**Problem description:** In the records below, find each line with the word "name" and copy it.

-- Start of The records --

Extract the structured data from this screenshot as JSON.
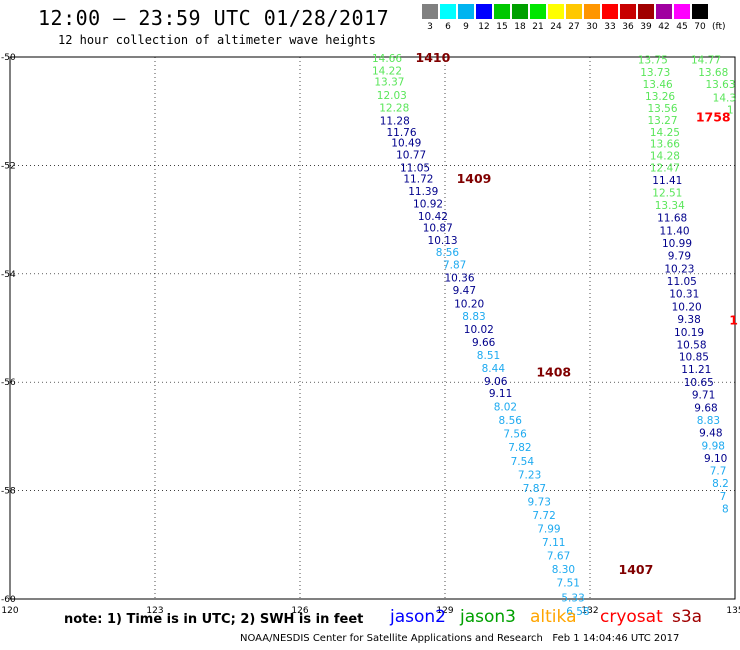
{
  "header": {
    "title": "12:00 — 23:59 UTC 01/28/2017",
    "subtitle": "12 hour collection of altimeter wave heights"
  },
  "scale": {
    "unit": "(ft)",
    "bins": [
      {
        "label": "3",
        "color": "#808080"
      },
      {
        "label": "6",
        "color": "#00ffff"
      },
      {
        "label": "9",
        "color": "#00b4f0"
      },
      {
        "label": "12",
        "color": "#0000ff"
      },
      {
        "label": "15",
        "color": "#00c800"
      },
      {
        "label": "18",
        "color": "#00a000"
      },
      {
        "label": "21",
        "color": "#00e600"
      },
      {
        "label": "24",
        "color": "#ffff00"
      },
      {
        "label": "27",
        "color": "#ffc800"
      },
      {
        "label": "30",
        "color": "#ff9600"
      },
      {
        "label": "33",
        "color": "#ff0000"
      },
      {
        "label": "36",
        "color": "#c80000"
      },
      {
        "label": "39",
        "color": "#a00000"
      },
      {
        "label": "42",
        "color": "#a000a0"
      },
      {
        "label": "45",
        "color": "#ff00ff"
      },
      {
        "label": "70",
        "color": "#000000"
      }
    ]
  },
  "axes": {
    "lon_ticks": [
      "120",
      "123",
      "126",
      "129",
      "132",
      "135"
    ],
    "lat_ticks": [
      "-50",
      "-52",
      "-54",
      "-56",
      "-58",
      "-60"
    ]
  },
  "colors": {
    "navy": "#00008b",
    "sky": "#1eaaf0",
    "lightgreen": "#5ae65a",
    "pass_label": "#800000",
    "pass_label_s3a": "#ff0000"
  },
  "tracks": [
    {
      "points": [
        {
          "lon": 127.8,
          "lat": -50.02,
          "v": "14.66",
          "c": "lightgreen"
        },
        {
          "lon": 127.8,
          "lat": -50.25,
          "v": "14.22",
          "c": "lightgreen"
        },
        {
          "lon": 127.85,
          "lat": -50.45,
          "v": "13.37",
          "c": "lightgreen"
        },
        {
          "lon": 127.9,
          "lat": -50.7,
          "v": "12.03",
          "c": "lightgreen"
        },
        {
          "lon": 127.95,
          "lat": -50.93,
          "v": "12.28",
          "c": "lightgreen"
        },
        {
          "lon": 127.96,
          "lat": -51.17,
          "v": "11.28",
          "c": "navy"
        },
        {
          "lon": 128.1,
          "lat": -51.38,
          "v": "11.76",
          "c": "navy"
        },
        {
          "lon": 128.2,
          "lat": -51.58,
          "v": "10.49",
          "c": "navy"
        },
        {
          "lon": 128.3,
          "lat": -51.8,
          "v": "10.77",
          "c": "navy"
        },
        {
          "lon": 128.38,
          "lat": -52.04,
          "v": "11.05",
          "c": "navy"
        },
        {
          "lon": 128.45,
          "lat": -52.24,
          "v": "11.72",
          "c": "navy"
        },
        {
          "lon": 128.55,
          "lat": -52.47,
          "v": "11.39",
          "c": "navy"
        },
        {
          "lon": 128.65,
          "lat": -52.7,
          "v": "10.92",
          "c": "navy"
        },
        {
          "lon": 128.75,
          "lat": -52.93,
          "v": "10.42",
          "c": "navy"
        },
        {
          "lon": 128.85,
          "lat": -53.15,
          "v": "10.87",
          "c": "navy"
        },
        {
          "lon": 128.95,
          "lat": -53.38,
          "v": "10.13",
          "c": "navy"
        },
        {
          "lon": 129.05,
          "lat": -53.6,
          "v": "8.56",
          "c": "sky"
        },
        {
          "lon": 129.2,
          "lat": -53.83,
          "v": "7.87",
          "c": "sky"
        },
        {
          "lon": 129.3,
          "lat": -54.07,
          "v": "10.36",
          "c": "navy"
        },
        {
          "lon": 129.4,
          "lat": -54.3,
          "v": "9.47",
          "c": "navy"
        },
        {
          "lon": 129.5,
          "lat": -54.55,
          "v": "10.20",
          "c": "navy"
        },
        {
          "lon": 129.6,
          "lat": -54.78,
          "v": "8.83",
          "c": "sky"
        },
        {
          "lon": 129.7,
          "lat": -55.02,
          "v": "10.02",
          "c": "navy"
        },
        {
          "lon": 129.8,
          "lat": -55.26,
          "v": "9.66",
          "c": "navy"
        },
        {
          "lon": 129.9,
          "lat": -55.5,
          "v": "8.51",
          "c": "sky"
        },
        {
          "lon": 130.0,
          "lat": -55.74,
          "v": "8.44",
          "c": "sky"
        },
        {
          "lon": 130.05,
          "lat": -55.98,
          "v": "9.06",
          "c": "navy"
        },
        {
          "lon": 130.15,
          "lat": -56.2,
          "v": "9.11",
          "c": "navy"
        },
        {
          "lon": 130.25,
          "lat": -56.45,
          "v": "8.02",
          "c": "sky"
        },
        {
          "lon": 130.35,
          "lat": -56.7,
          "v": "8.56",
          "c": "sky"
        },
        {
          "lon": 130.45,
          "lat": -56.95,
          "v": "7.56",
          "c": "sky"
        },
        {
          "lon": 130.55,
          "lat": -57.2,
          "v": "7.82",
          "c": "sky"
        },
        {
          "lon": 130.6,
          "lat": -57.45,
          "v": "7.54",
          "c": "sky"
        },
        {
          "lon": 130.75,
          "lat": -57.7,
          "v": "7.23",
          "c": "sky"
        },
        {
          "lon": 130.85,
          "lat": -57.95,
          "v": "7.87",
          "c": "sky"
        },
        {
          "lon": 130.95,
          "lat": -58.2,
          "v": "9.73",
          "c": "sky"
        },
        {
          "lon": 131.05,
          "lat": -58.45,
          "v": "7.72",
          "c": "sky"
        },
        {
          "lon": 131.15,
          "lat": -58.7,
          "v": "7.99",
          "c": "sky"
        },
        {
          "lon": 131.25,
          "lat": -58.95,
          "v": "7.11",
          "c": "sky"
        },
        {
          "lon": 131.35,
          "lat": -59.2,
          "v": "7.67",
          "c": "sky"
        },
        {
          "lon": 131.45,
          "lat": -59.45,
          "v": "8.30",
          "c": "sky"
        },
        {
          "lon": 131.55,
          "lat": -59.7,
          "v": "7.51",
          "c": "sky"
        },
        {
          "lon": 131.65,
          "lat": -59.97,
          "v": "5.33",
          "c": "sky"
        },
        {
          "lon": 131.75,
          "lat": -60.22,
          "v": "6.58",
          "c": "sky"
        }
      ]
    },
    {
      "points": [
        {
          "lon": 133.3,
          "lat": -50.05,
          "v": "13.75",
          "c": "lightgreen"
        },
        {
          "lon": 133.35,
          "lat": -50.28,
          "v": "13.73",
          "c": "lightgreen"
        },
        {
          "lon": 133.4,
          "lat": -50.5,
          "v": "13.46",
          "c": "lightgreen"
        },
        {
          "lon": 133.45,
          "lat": -50.72,
          "v": "13.26",
          "c": "lightgreen"
        },
        {
          "lon": 133.5,
          "lat": -50.94,
          "v": "13.56",
          "c": "lightgreen"
        },
        {
          "lon": 133.5,
          "lat": -51.16,
          "v": "13.27",
          "c": "lightgreen"
        },
        {
          "lon": 133.55,
          "lat": -51.38,
          "v": "14.25",
          "c": "lightgreen"
        },
        {
          "lon": 133.55,
          "lat": -51.6,
          "v": "13.66",
          "c": "lightgreen"
        },
        {
          "lon": 133.55,
          "lat": -51.82,
          "v": "14.28",
          "c": "lightgreen"
        },
        {
          "lon": 133.55,
          "lat": -52.04,
          "v": "12.47",
          "c": "lightgreen"
        },
        {
          "lon": 133.6,
          "lat": -52.27,
          "v": "11.41",
          "c": "navy"
        },
        {
          "lon": 133.6,
          "lat": -52.5,
          "v": "12.51",
          "c": "lightgreen"
        },
        {
          "lon": 133.65,
          "lat": -52.73,
          "v": "13.34",
          "c": "lightgreen"
        },
        {
          "lon": 133.7,
          "lat": -52.96,
          "v": "11.68",
          "c": "navy"
        },
        {
          "lon": 133.75,
          "lat": -53.2,
          "v": "11.40",
          "c": "navy"
        },
        {
          "lon": 133.8,
          "lat": -53.43,
          "v": "10.99",
          "c": "navy"
        },
        {
          "lon": 133.85,
          "lat": -53.66,
          "v": "9.79",
          "c": "navy"
        },
        {
          "lon": 133.85,
          "lat": -53.9,
          "v": "10.23",
          "c": "navy"
        },
        {
          "lon": 133.9,
          "lat": -54.13,
          "v": "11.05",
          "c": "navy"
        },
        {
          "lon": 133.95,
          "lat": -54.36,
          "v": "10.31",
          "c": "navy"
        },
        {
          "lon": 134.0,
          "lat": -54.6,
          "v": "10.20",
          "c": "navy"
        },
        {
          "lon": 134.05,
          "lat": -54.83,
          "v": "9.38",
          "c": "navy"
        },
        {
          "lon": 134.05,
          "lat": -55.07,
          "v": "10.19",
          "c": "navy"
        },
        {
          "lon": 134.1,
          "lat": -55.3,
          "v": "10.58",
          "c": "navy"
        },
        {
          "lon": 134.15,
          "lat": -55.53,
          "v": "10.85",
          "c": "navy"
        },
        {
          "lon": 134.2,
          "lat": -55.76,
          "v": "11.21",
          "c": "navy"
        },
        {
          "lon": 134.25,
          "lat": -56.0,
          "v": "10.65",
          "c": "navy"
        },
        {
          "lon": 134.35,
          "lat": -56.23,
          "v": "9.71",
          "c": "navy"
        },
        {
          "lon": 134.4,
          "lat": -56.47,
          "v": "9.68",
          "c": "navy"
        },
        {
          "lon": 134.45,
          "lat": -56.7,
          "v": "8.83",
          "c": "sky"
        },
        {
          "lon": 134.5,
          "lat": -56.93,
          "v": "9.48",
          "c": "navy"
        },
        {
          "lon": 134.55,
          "lat": -57.17,
          "v": "9.98",
          "c": "sky"
        },
        {
          "lon": 134.6,
          "lat": -57.4,
          "v": "9.10",
          "c": "navy"
        },
        {
          "lon": 134.65,
          "lat": -57.63,
          "v": "7.7",
          "c": "sky"
        },
        {
          "lon": 134.7,
          "lat": -57.86,
          "v": "8.2",
          "c": "sky"
        },
        {
          "lon": 134.75,
          "lat": -58.1,
          "v": "7",
          "c": "sky"
        },
        {
          "lon": 134.8,
          "lat": -58.33,
          "v": "8",
          "c": "sky"
        }
      ]
    },
    {
      "points": [
        {
          "lon": 134.4,
          "lat": -50.05,
          "v": "14.77",
          "c": "lightgreen"
        },
        {
          "lon": 134.55,
          "lat": -50.28,
          "v": "13.68",
          "c": "lightgreen"
        },
        {
          "lon": 134.7,
          "lat": -50.5,
          "v": "13.63",
          "c": "lightgreen"
        },
        {
          "lon": 134.78,
          "lat": -50.75,
          "v": "14.3",
          "c": "lightgreen"
        },
        {
          "lon": 134.9,
          "lat": -50.97,
          "v": "1",
          "c": "lightgreen"
        }
      ]
    }
  ],
  "pass_labels": [
    {
      "text": "1410",
      "lon": 128.75,
      "lat": -50.0,
      "c": "pass_label"
    },
    {
      "text": "1409",
      "lon": 129.6,
      "lat": -52.23,
      "c": "pass_label"
    },
    {
      "text": "1408",
      "lon": 131.25,
      "lat": -55.8,
      "c": "pass_label"
    },
    {
      "text": "1407",
      "lon": 132.95,
      "lat": -59.45,
      "c": "pass_label"
    },
    {
      "text": "1758",
      "lon": 134.55,
      "lat": -51.1,
      "c": "pass_label_s3a"
    },
    {
      "text": "1",
      "lon": 134.97,
      "lat": -54.84,
      "c": "pass_label_s3a"
    }
  ],
  "note": "note: 1) Time is in UTC; 2) SWH is in feet",
  "satellites": [
    {
      "name": "jason2",
      "color": "#0000ff"
    },
    {
      "name": "jason3",
      "color": "#00a000"
    },
    {
      "name": "altika",
      "color": "#ffa500"
    },
    {
      "name": "cryosat",
      "color": "#ff0000"
    },
    {
      "name": "s3a",
      "color": "#a00000"
    }
  ],
  "footer": {
    "credit": "NOAA/NESDIS Center for Satellite Applications and Research",
    "timestamp": "Feb  1 14:04:46 UTC 2017"
  }
}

-- End of The records --

**Correct output:**
      "name": "jason2",
      "name": "jason3",
      "name": "altika",
      "name": "cryosat",
      "name": "s3a",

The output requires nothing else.